SOURCE DATA>
--- Begin ---
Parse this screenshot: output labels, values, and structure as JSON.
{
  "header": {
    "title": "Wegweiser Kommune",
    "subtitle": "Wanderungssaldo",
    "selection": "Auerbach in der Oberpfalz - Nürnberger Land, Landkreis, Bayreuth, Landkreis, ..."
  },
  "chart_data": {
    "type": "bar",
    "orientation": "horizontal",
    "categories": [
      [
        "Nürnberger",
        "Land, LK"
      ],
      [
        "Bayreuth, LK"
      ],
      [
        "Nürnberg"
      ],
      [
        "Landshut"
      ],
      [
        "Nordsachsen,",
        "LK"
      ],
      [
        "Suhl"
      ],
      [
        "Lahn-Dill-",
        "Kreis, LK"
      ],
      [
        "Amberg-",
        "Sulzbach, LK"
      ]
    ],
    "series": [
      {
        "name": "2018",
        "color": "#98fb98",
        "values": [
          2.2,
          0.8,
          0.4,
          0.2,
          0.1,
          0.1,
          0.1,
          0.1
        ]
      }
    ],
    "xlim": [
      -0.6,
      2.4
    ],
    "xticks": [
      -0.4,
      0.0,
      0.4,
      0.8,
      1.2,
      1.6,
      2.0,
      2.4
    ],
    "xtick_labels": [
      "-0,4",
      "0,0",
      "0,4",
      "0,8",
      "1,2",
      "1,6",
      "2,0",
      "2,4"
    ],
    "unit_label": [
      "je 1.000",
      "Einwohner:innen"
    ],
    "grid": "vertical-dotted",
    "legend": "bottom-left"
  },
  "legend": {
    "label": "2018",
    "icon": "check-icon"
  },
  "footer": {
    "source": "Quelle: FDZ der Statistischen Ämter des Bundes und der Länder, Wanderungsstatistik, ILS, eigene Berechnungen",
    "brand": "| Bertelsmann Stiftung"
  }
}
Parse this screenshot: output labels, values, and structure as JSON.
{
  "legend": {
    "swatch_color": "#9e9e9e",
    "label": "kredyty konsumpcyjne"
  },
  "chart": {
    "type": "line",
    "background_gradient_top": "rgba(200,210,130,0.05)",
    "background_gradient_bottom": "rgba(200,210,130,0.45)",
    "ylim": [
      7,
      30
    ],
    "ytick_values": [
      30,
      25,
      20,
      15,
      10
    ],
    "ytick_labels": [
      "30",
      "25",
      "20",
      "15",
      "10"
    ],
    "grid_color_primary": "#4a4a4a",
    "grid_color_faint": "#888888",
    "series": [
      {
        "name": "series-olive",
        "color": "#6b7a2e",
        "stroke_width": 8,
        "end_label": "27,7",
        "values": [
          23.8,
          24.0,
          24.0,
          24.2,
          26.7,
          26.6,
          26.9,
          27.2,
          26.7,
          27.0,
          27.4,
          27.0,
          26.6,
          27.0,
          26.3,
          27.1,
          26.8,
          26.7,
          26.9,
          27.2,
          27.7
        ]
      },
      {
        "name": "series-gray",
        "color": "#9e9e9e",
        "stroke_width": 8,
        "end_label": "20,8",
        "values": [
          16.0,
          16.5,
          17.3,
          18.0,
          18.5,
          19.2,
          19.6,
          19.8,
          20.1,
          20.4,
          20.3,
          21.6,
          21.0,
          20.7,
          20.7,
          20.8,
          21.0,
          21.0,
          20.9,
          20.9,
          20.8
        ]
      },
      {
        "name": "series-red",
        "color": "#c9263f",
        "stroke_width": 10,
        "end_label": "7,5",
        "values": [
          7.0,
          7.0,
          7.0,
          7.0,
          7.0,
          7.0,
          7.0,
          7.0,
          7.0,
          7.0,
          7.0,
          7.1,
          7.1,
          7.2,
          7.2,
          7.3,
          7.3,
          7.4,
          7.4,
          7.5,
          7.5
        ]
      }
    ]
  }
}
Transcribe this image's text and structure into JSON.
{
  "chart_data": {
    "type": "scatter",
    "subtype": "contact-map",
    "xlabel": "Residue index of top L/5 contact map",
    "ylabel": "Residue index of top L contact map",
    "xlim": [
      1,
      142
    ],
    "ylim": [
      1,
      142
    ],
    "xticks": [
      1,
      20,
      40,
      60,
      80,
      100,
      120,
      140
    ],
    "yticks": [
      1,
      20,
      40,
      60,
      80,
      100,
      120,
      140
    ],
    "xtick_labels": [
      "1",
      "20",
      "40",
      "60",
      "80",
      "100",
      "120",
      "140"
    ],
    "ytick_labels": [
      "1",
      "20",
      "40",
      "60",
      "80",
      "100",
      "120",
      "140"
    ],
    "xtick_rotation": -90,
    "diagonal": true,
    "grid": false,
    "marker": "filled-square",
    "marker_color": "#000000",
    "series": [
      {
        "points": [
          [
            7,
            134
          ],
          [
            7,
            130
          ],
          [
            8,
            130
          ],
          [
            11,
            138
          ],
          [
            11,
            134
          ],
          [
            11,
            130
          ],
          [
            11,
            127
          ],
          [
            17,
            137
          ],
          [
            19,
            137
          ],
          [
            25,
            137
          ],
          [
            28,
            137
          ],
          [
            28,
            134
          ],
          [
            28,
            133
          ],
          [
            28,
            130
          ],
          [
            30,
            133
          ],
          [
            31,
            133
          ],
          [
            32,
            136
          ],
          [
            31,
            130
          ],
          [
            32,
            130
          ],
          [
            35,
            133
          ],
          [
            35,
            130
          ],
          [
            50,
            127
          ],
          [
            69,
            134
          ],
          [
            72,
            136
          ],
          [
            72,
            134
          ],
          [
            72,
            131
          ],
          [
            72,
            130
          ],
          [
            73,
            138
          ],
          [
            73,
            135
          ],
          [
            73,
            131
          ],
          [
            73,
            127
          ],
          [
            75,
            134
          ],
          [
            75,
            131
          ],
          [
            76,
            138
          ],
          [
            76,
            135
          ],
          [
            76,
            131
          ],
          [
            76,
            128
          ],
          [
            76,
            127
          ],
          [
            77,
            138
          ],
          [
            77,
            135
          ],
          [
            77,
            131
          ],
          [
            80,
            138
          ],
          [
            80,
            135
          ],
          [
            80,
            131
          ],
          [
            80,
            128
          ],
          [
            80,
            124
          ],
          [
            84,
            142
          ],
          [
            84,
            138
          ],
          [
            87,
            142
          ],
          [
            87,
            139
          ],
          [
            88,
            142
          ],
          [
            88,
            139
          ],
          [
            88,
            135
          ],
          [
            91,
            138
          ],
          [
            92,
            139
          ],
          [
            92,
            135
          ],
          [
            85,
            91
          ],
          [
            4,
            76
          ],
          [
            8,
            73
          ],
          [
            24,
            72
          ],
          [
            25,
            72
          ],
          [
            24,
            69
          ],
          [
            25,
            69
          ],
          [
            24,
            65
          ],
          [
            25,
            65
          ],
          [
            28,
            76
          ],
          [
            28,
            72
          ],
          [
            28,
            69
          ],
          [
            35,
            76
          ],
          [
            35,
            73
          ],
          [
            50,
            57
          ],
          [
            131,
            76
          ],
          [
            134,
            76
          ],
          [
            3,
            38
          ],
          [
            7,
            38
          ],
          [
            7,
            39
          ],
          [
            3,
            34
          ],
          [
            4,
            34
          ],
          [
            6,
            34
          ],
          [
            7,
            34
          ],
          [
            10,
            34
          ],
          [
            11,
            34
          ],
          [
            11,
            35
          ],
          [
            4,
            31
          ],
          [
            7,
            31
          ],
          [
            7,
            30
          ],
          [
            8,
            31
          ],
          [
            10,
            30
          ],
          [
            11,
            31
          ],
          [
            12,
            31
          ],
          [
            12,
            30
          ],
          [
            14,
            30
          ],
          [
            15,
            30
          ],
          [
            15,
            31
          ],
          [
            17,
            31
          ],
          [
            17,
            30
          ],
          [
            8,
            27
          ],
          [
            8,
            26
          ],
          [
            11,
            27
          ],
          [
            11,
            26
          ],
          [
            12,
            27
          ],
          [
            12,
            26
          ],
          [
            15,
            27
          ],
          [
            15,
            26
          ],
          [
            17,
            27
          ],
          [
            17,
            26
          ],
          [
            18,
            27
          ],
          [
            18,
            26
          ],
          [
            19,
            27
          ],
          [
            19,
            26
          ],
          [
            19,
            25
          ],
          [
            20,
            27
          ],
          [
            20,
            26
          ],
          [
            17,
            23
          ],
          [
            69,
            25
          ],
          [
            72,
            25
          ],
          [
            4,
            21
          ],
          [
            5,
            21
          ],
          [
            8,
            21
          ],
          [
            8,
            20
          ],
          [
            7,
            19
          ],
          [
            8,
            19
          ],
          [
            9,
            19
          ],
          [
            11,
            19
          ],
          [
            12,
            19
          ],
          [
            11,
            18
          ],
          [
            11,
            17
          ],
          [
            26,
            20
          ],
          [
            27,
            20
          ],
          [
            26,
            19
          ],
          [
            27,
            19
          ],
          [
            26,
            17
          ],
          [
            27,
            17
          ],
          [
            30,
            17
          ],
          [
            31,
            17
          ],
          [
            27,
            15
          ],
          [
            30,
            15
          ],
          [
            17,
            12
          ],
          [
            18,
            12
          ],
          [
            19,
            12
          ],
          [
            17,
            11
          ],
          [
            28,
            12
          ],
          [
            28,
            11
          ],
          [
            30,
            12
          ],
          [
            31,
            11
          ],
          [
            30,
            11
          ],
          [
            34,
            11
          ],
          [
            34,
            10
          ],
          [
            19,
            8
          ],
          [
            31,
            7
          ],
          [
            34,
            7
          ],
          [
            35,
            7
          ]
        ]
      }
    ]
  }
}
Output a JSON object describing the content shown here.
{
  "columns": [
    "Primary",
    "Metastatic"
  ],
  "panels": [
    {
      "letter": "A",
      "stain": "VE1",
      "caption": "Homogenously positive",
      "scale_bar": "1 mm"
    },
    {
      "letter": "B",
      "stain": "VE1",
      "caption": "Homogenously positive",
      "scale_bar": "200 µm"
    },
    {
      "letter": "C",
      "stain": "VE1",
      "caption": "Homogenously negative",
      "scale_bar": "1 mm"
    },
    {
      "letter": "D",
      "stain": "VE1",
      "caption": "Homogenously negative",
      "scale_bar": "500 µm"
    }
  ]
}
--- End ---
WHAT YOU NEED TO DO>
Copy out exactly the lines from the line with "Output a JSON" to the end of the listing, including both of those lines, and give nothing else.

ANSWER>
Output a JSON object describing the content shown here.
{
  "columns": [
    "Primary",
    "Metastatic"
  ],
  "panels": [
    {
      "letter": "A",
      "stain": "VE1",
      "caption": "Homogenously positive",
      "scale_bar": "1 mm"
    },
    {
      "letter": "B",
      "stain": "VE1",
      "caption": "Homogenously positive",
      "scale_bar": "200 µm"
    },
    {
      "letter": "C",
      "stain": "VE1",
      "caption": "Homogenously negative",
      "scale_bar": "1 mm"
    },
    {
      "letter": "D",
      "stain": "VE1",
      "caption": "Homogenously negative",
      "scale_bar": "500 µm"
    }
  ]
}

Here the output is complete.